··· GIVEN INFORMATION ···

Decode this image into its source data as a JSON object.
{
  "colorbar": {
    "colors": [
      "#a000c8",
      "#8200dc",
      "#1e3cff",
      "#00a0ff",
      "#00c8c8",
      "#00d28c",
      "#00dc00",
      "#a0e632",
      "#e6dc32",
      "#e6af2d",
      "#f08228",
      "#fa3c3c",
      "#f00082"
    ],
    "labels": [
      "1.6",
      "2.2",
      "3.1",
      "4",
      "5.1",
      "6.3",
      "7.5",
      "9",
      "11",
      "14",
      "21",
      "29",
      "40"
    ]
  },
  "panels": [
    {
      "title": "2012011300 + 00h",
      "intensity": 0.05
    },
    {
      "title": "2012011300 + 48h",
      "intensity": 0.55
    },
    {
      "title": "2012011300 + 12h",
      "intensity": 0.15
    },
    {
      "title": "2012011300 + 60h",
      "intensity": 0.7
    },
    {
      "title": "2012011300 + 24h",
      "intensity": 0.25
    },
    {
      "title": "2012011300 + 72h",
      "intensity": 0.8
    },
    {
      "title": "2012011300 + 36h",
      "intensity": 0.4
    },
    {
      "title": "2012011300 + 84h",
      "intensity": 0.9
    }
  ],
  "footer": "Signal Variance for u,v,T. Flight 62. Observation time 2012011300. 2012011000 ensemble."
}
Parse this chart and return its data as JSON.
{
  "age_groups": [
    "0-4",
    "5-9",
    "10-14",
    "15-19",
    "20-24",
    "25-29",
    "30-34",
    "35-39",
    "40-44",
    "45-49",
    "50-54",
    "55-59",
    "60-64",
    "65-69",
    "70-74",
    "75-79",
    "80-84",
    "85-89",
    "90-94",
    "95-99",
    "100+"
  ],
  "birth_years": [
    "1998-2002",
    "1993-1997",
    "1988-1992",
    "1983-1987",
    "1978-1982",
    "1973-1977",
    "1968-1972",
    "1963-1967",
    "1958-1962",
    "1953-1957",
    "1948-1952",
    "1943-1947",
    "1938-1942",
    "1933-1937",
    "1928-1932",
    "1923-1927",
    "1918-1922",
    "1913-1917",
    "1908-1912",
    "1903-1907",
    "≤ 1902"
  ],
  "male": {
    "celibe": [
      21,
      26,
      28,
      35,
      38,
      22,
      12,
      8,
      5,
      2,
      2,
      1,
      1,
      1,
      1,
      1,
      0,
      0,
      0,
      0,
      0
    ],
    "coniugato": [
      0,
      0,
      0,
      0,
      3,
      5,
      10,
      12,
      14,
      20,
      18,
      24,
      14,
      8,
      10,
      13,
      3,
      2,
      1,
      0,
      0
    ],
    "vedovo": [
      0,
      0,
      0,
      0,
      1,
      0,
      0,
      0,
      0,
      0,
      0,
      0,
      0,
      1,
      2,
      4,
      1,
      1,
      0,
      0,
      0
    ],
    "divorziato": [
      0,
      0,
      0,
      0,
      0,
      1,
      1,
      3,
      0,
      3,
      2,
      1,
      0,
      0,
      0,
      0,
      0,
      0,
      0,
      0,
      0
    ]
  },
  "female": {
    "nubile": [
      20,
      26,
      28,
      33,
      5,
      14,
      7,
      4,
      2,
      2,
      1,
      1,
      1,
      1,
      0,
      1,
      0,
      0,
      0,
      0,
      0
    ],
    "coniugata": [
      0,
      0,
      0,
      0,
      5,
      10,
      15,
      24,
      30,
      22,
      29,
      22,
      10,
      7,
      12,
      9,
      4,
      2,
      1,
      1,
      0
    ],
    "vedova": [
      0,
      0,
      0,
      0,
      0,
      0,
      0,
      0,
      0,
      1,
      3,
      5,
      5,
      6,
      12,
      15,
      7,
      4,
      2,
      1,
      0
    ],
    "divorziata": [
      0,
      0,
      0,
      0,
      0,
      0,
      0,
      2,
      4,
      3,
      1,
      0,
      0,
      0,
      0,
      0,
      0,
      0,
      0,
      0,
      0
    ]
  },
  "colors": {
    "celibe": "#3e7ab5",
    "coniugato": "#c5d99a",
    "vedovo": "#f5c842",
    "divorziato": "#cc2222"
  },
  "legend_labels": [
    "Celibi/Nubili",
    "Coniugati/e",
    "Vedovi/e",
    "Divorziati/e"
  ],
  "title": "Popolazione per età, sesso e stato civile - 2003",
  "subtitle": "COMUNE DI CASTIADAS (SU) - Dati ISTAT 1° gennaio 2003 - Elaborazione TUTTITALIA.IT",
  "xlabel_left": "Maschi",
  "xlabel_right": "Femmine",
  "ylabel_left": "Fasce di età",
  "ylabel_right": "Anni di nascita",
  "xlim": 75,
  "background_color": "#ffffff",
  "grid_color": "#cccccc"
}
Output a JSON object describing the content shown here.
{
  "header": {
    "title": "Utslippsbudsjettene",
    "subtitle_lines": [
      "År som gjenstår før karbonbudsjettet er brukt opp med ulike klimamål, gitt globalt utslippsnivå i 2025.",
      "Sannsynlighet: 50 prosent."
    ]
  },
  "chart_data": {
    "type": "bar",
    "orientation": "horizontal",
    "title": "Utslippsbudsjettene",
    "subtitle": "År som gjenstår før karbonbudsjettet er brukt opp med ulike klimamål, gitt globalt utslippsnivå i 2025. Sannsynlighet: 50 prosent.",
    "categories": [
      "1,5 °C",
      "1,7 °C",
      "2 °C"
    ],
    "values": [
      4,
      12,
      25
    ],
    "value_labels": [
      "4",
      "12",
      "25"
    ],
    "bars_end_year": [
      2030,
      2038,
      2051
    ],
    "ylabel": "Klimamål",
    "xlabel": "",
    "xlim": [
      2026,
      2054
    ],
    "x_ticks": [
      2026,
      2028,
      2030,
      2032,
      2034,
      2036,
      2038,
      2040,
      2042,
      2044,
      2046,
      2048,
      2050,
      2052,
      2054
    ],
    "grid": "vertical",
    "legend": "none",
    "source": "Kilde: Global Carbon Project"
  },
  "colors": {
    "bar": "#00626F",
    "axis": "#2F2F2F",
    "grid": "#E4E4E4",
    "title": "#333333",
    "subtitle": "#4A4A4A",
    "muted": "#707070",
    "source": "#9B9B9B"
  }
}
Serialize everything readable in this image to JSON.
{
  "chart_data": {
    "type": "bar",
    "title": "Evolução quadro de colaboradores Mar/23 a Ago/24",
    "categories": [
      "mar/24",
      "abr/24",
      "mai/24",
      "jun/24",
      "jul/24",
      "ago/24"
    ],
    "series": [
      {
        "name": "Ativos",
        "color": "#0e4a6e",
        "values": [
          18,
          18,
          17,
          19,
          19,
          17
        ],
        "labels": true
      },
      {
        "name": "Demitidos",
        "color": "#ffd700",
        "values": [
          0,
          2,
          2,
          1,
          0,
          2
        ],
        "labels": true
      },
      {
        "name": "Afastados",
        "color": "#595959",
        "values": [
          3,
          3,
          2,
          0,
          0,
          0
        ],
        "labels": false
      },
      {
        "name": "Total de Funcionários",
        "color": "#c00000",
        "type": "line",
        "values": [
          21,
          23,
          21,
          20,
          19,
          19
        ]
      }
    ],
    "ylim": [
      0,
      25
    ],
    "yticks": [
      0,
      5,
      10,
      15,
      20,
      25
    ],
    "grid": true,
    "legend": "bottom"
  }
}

···

◆ **JOB**
Extract the complete data, matching each line exactly.

◆ **RESULT**
Decode this image into its source data as a JSON object.
{
  "colorbar": {
    "colors": [
      "#a000c8",
      "#8200dc",
      "#1e3cff",
      "#00a0ff",
      "#00c8c8",
      "#00d28c",
      "#00dc00",
      "#a0e632",
      "#e6dc32",
      "#e6af2d",
      "#f08228",
      "#fa3c3c",
      "#f00082"
    ],
    "labels": [
      "1.6",
      "2.2",
      "3.1",
      "4",
      "5.1",
      "6.3",
      "7.5",
      "9",
      "11",
      "14",
      "21",
      "29",
      "40"
    ]
  },
  "panels": [
    {
      "title": "2012011300 + 00h",
      "intensity": 0.05
    },
    {
      "title": "2012011300 + 48h",
      "intensity": 0.55
    },
    {
      "title": "2012011300 + 12h",
      "intensity": 0.15
    },
    {
      "title": "2012011300 + 60h",
      "intensity": 0.7
    },
    {
      "title": "2012011300 + 24h",
      "intensity": 0.25
    },
    {
      "title": "2012011300 + 72h",
      "intensity": 0.8
    },
    {
      "title": "2012011300 + 36h",
      "intensity": 0.4
    },
    {
      "title": "2012011300 + 84h",
      "intensity": 0.9
    }
  ],
  "footer": "Signal Variance for u,v,T. Flight 62. Observation time 2012011300. 2012011000 ensemble."
}
Parse this chart and return its data as JSON.
{
  "age_groups": [
    "0-4",
    "5-9",
    "10-14",
    "15-19",
    "20-24",
    "25-29",
    "30-34",
    "35-39",
    "40-44",
    "45-49",
    "50-54",
    "55-59",
    "60-64",
    "65-69",
    "70-74",
    "75-79",
    "80-84",
    "85-89",
    "90-94",
    "95-99",
    "100+"
  ],
  "birth_years": [
    "1998-2002",
    "1993-1997",
    "1988-1992",
    "1983-1987",
    "1978-1982",
    "1973-1977",
    "1968-1972",
    "1963-1967",
    "1958-1962",
    "1953-1957",
    "1948-1952",
    "1943-1947",
    "1938-1942",
    "1933-1937",
    "1928-1932",
    "1923-1927",
    "1918-1922",
    "1913-1917",
    "1908-1912",
    "1903-1907",
    "≤ 1902"
  ],
  "male": {
    "celibe": [
      21,
      26,
      28,
      35,
      38,
      22,
      12,
      8,
      5,
      2,
      2,
      1,
      1,
      1,
      1,
      1,
      0,
      0,
      0,
      0,
      0
    ],
    "coniugato": [
      0,
      0,
      0,
      0,
      3,
      5,
      10,
      12,
      14,
      20,
      18,
      24,
      14,
      8,
      10,
      13,
      3,
      2,
      1,
      0,
      0
    ],
    "vedovo": [
      0,
      0,
      0,
      0,
      1,
      0,
      0,
      0,
      0,
      0,
      0,
      0,
      0,
      1,
      2,
      4,
      1,
      1,
      0,
      0,
      0
    ],
    "divorziato": [
      0,
      0,
      0,
      0,
      0,
      1,
      1,
      3,
      0,
      3,
      2,
      1,
      0,
      0,
      0,
      0,
      0,
      0,
      0,
      0,
      0
    ]
  },
  "female": {
    "nubile": [
      20,
      26,
      28,
      33,
      5,
      14,
      7,
      4,
      2,
      2,
      1,
      1,
      1,
      1,
      0,
      1,
      0,
      0,
      0,
      0,
      0
    ],
    "coniugata": [
      0,
      0,
      0,
      0,
      5,
      10,
      15,
      24,
      30,
      22,
      29,
      22,
      10,
      7,
      12,
      9,
      4,
      2,
      1,
      1,
      0
    ],
    "vedova": [
      0,
      0,
      0,
      0,
      0,
      0,
      0,
      0,
      0,
      1,
      3,
      5,
      5,
      6,
      12,
      15,
      7,
      4,
      2,
      1,
      0
    ],
    "divorziata": [
      0,
      0,
      0,
      0,
      0,
      0,
      0,
      2,
      4,
      3,
      1,
      0,
      0,
      0,
      0,
      0,
      0,
      0,
      0,
      0,
      0
    ]
  },
  "colors": {
    "celibe": "#3e7ab5",
    "coniugato": "#c5d99a",
    "vedovo": "#f5c842",
    "divorziato": "#cc2222"
  },
  "legend_labels": [
    "Celibi/Nubili",
    "Coniugati/e",
    "Vedovi/e",
    "Divorziati/e"
  ],
  "title": "Popolazione per età, sesso e stato civile - 2003",
  "subtitle": "COMUNE DI CASTIADAS (SU) - Dati ISTAT 1° gennaio 2003 - Elaborazione TUTTITALIA.IT",
  "xlabel_left": "Maschi",
  "xlabel_right": "Femmine",
  "ylabel_left": "Fasce di età",
  "ylabel_right": "Anni di nascita",
  "xlim": 75,
  "background_color": "#ffffff",
  "grid_color": "#cccccc"
}
Output a JSON object describing the content shown here.
{
  "header": {
    "title": "Utslippsbudsjettene",
    "subtitle_lines": [
      "År som gjenstår før karbonbudsjettet er brukt opp med ulike klimamål, gitt globalt utslippsnivå i 2025.",
      "Sannsynlighet: 50 prosent."
    ]
  },
  "chart_data": {
    "type": "bar",
    "orientation": "horizontal",
    "title": "Utslippsbudsjettene",
    "subtitle": "År som gjenstår før karbonbudsjettet er brukt opp med ulike klimamål, gitt globalt utslippsnivå i 2025. Sannsynlighet: 50 prosent.",
    "categories": [
      "1,5 °C",
      "1,7 °C",
      "2 °C"
    ],
    "values": [
      4,
      12,
      25
    ],
    "value_labels": [
      "4",
      "12",
      "25"
    ],
    "bars_end_year": [
      2030,
      2038,
      2051
    ],
    "ylabel": "Klimamål",
    "xlabel": "",
    "xlim": [
      2026,
      2054
    ],
    "x_ticks": [
      2026,
      2028,
      2030,
      2032,
      2034,
      2036,
      2038,
      2040,
      2042,
      2044,
      2046,
      2048,
      2050,
      2052,
      2054
    ],
    "grid": "vertical",
    "legend": "none",
    "source": "Kilde: Global Carbon Project"
  },
  "colors": {
    "bar": "#00626F",
    "axis": "#2F2F2F",
    "grid": "#E4E4E4",
    "title": "#333333",
    "subtitle": "#4A4A4A",
    "muted": "#707070",
    "source": "#9B9B9B"
  }
}
Serialize everything readable in this image to JSON.
{
  "chart_data": {
    "type": "bar",
    "title": "Evolução quadro de colaboradores Mar/23 a Ago/24",
    "categories": [
      "mar/24",
      "abr/24",
      "mai/24",
      "jun/24",
      "jul/24",
      "ago/24"
    ],
    "series": [
      {
        "name": "Ativos",
        "color": "#0e4a6e",
        "values": [
          18,
          18,
          17,
          19,
          19,
          17
        ],
        "labels": true
      },
      {
        "name": "Demitidos",
        "color": "#ffd700",
        "values": [
          0,
          2,
          2,
          1,
          0,
          2
        ],
        "labels": true
      },
      {
        "name": "Afastados",
        "color": "#595959",
        "values": [
          3,
          3,
          2,
          0,
          0,
          0
        ],
        "labels": false
      },
      {
        "name": "Total de Funcionários",
        "color": "#c00000",
        "type": "line",
        "values": [
          21,
          23,
          21,
          20,
          19,
          19
        ]
      }
    ],
    "ylim": [
      0,
      25
    ],
    "yticks": [
      0,
      5,
      10,
      15,
      20,
      25
    ],
    "grid": true,
    "legend": "bottom"
  }
}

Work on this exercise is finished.